**Records supplied:**
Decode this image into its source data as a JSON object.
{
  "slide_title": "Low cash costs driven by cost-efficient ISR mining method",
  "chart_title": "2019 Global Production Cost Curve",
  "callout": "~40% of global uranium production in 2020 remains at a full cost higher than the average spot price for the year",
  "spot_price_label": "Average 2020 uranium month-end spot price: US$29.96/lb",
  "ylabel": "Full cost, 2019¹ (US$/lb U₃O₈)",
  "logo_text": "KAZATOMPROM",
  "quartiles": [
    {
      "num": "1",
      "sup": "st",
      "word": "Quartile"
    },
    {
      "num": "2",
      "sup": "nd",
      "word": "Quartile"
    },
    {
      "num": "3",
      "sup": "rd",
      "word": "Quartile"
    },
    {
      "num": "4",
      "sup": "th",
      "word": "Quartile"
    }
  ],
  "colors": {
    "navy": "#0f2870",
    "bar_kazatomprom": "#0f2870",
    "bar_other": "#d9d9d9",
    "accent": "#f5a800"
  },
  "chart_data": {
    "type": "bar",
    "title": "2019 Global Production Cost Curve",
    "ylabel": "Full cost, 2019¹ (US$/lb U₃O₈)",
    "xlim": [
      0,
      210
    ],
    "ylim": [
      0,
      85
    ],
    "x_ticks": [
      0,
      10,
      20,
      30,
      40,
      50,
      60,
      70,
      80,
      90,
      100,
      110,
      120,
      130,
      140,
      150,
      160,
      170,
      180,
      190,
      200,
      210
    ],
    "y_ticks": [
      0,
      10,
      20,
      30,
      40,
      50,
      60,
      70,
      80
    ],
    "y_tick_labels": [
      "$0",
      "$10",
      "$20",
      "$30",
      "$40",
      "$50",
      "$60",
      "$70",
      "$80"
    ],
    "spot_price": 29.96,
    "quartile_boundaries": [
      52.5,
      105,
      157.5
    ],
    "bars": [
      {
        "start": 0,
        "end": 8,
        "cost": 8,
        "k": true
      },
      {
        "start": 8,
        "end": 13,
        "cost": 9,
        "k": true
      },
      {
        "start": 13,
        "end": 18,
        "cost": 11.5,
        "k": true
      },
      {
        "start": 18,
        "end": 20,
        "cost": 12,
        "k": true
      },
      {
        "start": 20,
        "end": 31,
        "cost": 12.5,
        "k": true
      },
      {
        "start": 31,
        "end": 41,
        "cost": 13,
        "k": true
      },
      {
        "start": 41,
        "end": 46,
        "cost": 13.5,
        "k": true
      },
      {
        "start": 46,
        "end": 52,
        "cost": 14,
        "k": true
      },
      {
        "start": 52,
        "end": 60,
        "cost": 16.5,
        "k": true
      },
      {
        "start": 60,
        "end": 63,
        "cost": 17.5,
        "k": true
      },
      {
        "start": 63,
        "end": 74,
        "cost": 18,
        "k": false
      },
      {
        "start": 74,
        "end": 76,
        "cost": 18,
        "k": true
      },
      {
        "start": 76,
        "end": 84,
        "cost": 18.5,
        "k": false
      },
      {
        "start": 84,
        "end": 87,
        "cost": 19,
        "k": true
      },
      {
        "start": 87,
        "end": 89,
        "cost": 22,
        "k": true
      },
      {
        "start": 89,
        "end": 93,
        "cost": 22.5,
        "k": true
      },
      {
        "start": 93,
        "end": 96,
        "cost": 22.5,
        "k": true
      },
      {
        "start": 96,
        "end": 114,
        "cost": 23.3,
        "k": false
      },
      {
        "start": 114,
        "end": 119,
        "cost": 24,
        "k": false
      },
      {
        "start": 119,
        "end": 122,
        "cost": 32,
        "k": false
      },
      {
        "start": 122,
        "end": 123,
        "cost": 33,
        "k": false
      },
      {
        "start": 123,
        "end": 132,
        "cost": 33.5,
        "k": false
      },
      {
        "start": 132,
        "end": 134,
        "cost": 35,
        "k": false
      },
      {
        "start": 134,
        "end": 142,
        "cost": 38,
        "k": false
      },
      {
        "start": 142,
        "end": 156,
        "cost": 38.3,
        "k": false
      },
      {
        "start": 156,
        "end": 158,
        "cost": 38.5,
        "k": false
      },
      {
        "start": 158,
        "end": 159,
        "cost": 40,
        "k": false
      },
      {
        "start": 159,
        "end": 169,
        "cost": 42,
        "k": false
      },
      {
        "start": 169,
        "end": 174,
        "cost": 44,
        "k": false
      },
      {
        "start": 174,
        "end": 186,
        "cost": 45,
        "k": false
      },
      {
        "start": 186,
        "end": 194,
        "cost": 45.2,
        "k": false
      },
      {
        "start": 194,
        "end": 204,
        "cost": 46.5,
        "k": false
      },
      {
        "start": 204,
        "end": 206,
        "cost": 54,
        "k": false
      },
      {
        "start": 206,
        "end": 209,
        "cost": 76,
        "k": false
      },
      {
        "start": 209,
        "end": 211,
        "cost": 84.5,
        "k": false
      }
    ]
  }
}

**What is needed:** Return the entries above exactly as they appear.

**Response to the exercise:**
Decode this image into its source data as a JSON object.
{
  "slide_title": "Low cash costs driven by cost-efficient ISR mining method",
  "chart_title": "2019 Global Production Cost Curve",
  "callout": "~40% of global uranium production in 2020 remains at a full cost higher than the average spot price for the year",
  "spot_price_label": "Average 2020 uranium month-end spot price: US$29.96/lb",
  "ylabel": "Full cost, 2019¹ (US$/lb U₃O₈)",
  "logo_text": "KAZATOMPROM",
  "quartiles": [
    {
      "num": "1",
      "sup": "st",
      "word": "Quartile"
    },
    {
      "num": "2",
      "sup": "nd",
      "word": "Quartile"
    },
    {
      "num": "3",
      "sup": "rd",
      "word": "Quartile"
    },
    {
      "num": "4",
      "sup": "th",
      "word": "Quartile"
    }
  ],
  "colors": {
    "navy": "#0f2870",
    "bar_kazatomprom": "#0f2870",
    "bar_other": "#d9d9d9",
    "accent": "#f5a800"
  },
  "chart_data": {
    "type": "bar",
    "title": "2019 Global Production Cost Curve",
    "ylabel": "Full cost, 2019¹ (US$/lb U₃O₈)",
    "xlim": [
      0,
      210
    ],
    "ylim": [
      0,
      85
    ],
    "x_ticks": [
      0,
      10,
      20,
      30,
      40,
      50,
      60,
      70,
      80,
      90,
      100,
      110,
      120,
      130,
      140,
      150,
      160,
      170,
      180,
      190,
      200,
      210
    ],
    "y_ticks": [
      0,
      10,
      20,
      30,
      40,
      50,
      60,
      70,
      80
    ],
    "y_tick_labels": [
      "$0",
      "$10",
      "$20",
      "$30",
      "$40",
      "$50",
      "$60",
      "$70",
      "$80"
    ],
    "spot_price": 29.96,
    "quartile_boundaries": [
      52.5,
      105,
      157.5
    ],
    "bars": [
      {
        "start": 0,
        "end": 8,
        "cost": 8,
        "k": true
      },
      {
        "start": 8,
        "end": 13,
        "cost": 9,
        "k": true
      },
      {
        "start": 13,
        "end": 18,
        "cost": 11.5,
        "k": true
      },
      {
        "start": 18,
        "end": 20,
        "cost": 12,
        "k": true
      },
      {
        "start": 20,
        "end": 31,
        "cost": 12.5,
        "k": true
      },
      {
        "start": 31,
        "end": 41,
        "cost": 13,
        "k": true
      },
      {
        "start": 41,
        "end": 46,
        "cost": 13.5,
        "k": true
      },
      {
        "start": 46,
        "end": 52,
        "cost": 14,
        "k": true
      },
      {
        "start": 52,
        "end": 60,
        "cost": 16.5,
        "k": true
      },
      {
        "start": 60,
        "end": 63,
        "cost": 17.5,
        "k": true
      },
      {
        "start": 63,
        "end": 74,
        "cost": 18,
        "k": false
      },
      {
        "start": 74,
        "end": 76,
        "cost": 18,
        "k": true
      },
      {
        "start": 76,
        "end": 84,
        "cost": 18.5,
        "k": false
      },
      {
        "start": 84,
        "end": 87,
        "cost": 19,
        "k": true
      },
      {
        "start": 87,
        "end": 89,
        "cost": 22,
        "k": true
      },
      {
        "start": 89,
        "end": 93,
        "cost": 22.5,
        "k": true
      },
      {
        "start": 93,
        "end": 96,
        "cost": 22.5,
        "k": true
      },
      {
        "start": 96,
        "end": 114,
        "cost": 23.3,
        "k": false
      },
      {
        "start": 114,
        "end": 119,
        "cost": 24,
        "k": false
      },
      {
        "start": 119,
        "end": 122,
        "cost": 32,
        "k": false
      },
      {
        "start": 122,
        "end": 123,
        "cost": 33,
        "k": false
      },
      {
        "start": 123,
        "end": 132,
        "cost": 33.5,
        "k": false
      },
      {
        "start": 132,
        "end": 134,
        "cost": 35,
        "k": false
      },
      {
        "start": 134,
        "end": 142,
        "cost": 38,
        "k": false
      },
      {
        "start": 142,
        "end": 156,
        "cost": 38.3,
        "k": false
      },
      {
        "start": 156,
        "end": 158,
        "cost": 38.5,
        "k": false
      },
      {
        "start": 158,
        "end": 159,
        "cost": 40,
        "k": false
      },
      {
        "start": 159,
        "end": 169,
        "cost": 42,
        "k": false
      },
      {
        "start": 169,
        "end": 174,
        "cost": 44,
        "k": false
      },
      {
        "start": 174,
        "end": 186,
        "cost": 45,
        "k": false
      },
      {
        "start": 186,
        "end": 194,
        "cost": 45.2,
        "k": false
      },
      {
        "start": 194,
        "end": 204,
        "cost": 46.5,
        "k": false
      },
      {
        "start": 204,
        "end": 206,
        "cost": 54,
        "k": false
      },
      {
        "start": 206,
        "end": 209,
        "cost": 76,
        "k": false
      },
      {
        "start": 209,
        "end": 211,
        "cost": 84.5,
        "k": false
      }
    ]
  }
}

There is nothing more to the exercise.